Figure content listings
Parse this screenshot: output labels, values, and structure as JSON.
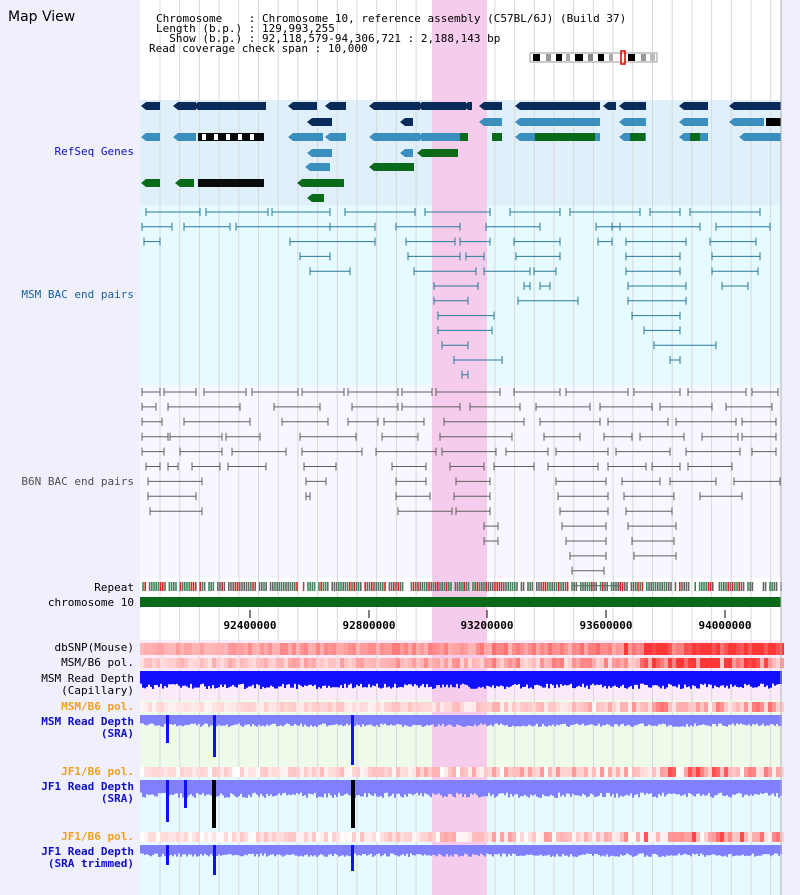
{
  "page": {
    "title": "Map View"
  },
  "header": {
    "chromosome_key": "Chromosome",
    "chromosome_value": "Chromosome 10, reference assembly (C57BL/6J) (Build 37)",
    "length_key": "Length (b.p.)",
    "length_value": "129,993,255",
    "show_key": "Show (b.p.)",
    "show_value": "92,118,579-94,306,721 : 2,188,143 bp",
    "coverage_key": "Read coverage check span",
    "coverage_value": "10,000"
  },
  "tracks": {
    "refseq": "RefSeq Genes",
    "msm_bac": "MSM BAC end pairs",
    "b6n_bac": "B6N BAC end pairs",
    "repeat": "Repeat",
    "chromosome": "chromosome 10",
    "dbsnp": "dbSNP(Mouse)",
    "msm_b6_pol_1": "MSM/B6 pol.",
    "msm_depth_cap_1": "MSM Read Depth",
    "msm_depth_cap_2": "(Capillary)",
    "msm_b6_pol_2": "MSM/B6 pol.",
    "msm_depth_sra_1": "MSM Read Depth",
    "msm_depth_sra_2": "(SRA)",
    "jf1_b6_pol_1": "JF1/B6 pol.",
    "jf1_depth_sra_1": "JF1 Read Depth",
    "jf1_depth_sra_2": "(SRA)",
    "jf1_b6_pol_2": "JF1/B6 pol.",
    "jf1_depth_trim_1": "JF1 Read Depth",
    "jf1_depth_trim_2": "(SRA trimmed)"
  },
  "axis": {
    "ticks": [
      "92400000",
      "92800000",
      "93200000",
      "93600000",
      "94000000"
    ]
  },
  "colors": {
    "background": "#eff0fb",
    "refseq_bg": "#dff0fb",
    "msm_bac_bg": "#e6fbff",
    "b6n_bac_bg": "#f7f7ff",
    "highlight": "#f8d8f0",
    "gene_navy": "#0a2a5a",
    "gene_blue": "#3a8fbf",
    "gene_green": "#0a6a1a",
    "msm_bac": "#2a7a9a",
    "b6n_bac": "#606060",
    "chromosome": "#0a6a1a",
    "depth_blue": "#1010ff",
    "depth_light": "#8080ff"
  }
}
--
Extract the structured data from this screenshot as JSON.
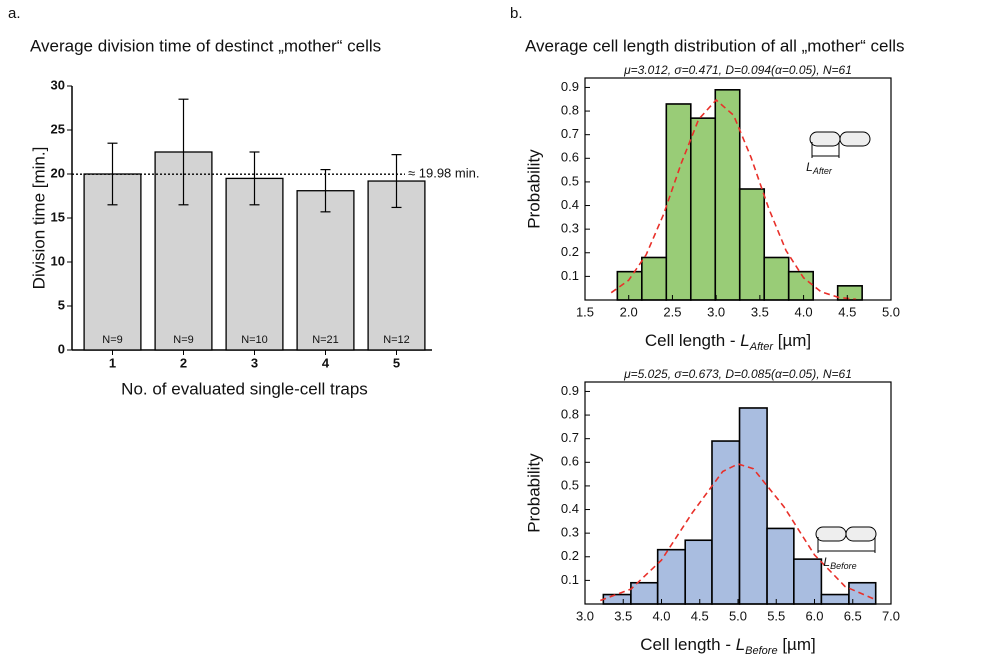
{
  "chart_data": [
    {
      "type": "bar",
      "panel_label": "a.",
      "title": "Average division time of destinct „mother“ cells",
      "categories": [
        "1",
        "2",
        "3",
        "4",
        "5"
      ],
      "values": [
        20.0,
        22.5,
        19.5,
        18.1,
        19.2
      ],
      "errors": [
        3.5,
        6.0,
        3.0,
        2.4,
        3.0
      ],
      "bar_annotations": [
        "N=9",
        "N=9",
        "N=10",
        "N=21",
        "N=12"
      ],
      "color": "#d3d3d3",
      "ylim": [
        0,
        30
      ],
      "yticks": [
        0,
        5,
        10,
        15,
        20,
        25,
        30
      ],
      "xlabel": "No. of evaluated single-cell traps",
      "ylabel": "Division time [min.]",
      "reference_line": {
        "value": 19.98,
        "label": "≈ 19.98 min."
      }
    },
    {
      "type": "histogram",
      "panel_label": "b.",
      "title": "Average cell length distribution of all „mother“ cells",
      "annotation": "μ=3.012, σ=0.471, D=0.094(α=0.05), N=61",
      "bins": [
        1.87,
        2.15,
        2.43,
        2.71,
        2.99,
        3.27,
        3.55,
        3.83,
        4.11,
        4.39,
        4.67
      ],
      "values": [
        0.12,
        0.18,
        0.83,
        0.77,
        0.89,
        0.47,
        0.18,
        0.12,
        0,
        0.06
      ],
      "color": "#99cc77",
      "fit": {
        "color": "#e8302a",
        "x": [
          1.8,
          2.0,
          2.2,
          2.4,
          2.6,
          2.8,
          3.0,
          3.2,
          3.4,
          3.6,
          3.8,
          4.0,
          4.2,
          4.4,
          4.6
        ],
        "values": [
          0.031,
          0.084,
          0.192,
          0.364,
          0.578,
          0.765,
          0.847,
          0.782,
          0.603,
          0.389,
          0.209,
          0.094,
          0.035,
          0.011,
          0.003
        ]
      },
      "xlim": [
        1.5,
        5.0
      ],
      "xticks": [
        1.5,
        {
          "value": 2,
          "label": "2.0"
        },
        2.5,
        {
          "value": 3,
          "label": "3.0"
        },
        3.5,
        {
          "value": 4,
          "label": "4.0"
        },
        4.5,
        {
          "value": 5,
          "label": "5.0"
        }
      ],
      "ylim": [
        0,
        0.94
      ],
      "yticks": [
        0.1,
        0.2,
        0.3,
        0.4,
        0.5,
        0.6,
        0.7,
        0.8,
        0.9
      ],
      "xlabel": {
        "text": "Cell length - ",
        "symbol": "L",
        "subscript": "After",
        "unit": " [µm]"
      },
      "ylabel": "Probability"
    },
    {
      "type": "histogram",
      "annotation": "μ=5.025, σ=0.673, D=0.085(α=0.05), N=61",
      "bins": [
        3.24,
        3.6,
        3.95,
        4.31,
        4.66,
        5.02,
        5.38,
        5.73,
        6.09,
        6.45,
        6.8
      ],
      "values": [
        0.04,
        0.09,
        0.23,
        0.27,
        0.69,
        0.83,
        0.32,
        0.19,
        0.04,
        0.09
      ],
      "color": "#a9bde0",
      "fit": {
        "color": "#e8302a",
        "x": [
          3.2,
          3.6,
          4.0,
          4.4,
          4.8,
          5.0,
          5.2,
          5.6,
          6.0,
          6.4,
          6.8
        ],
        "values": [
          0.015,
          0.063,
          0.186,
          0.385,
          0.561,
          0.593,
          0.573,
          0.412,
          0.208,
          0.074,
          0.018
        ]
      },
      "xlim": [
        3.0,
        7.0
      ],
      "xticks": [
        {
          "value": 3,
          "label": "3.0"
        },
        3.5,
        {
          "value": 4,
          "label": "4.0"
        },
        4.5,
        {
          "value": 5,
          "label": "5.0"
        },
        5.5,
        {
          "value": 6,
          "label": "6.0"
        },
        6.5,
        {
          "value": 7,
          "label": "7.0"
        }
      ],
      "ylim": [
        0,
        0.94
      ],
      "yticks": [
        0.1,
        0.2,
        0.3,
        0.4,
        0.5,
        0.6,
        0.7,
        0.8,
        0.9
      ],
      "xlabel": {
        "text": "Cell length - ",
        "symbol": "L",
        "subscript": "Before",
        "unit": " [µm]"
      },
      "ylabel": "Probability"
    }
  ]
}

• [Task description]: The answer should be a single number: how many lines of the entries hold "screenshot".

• [Task output]: 2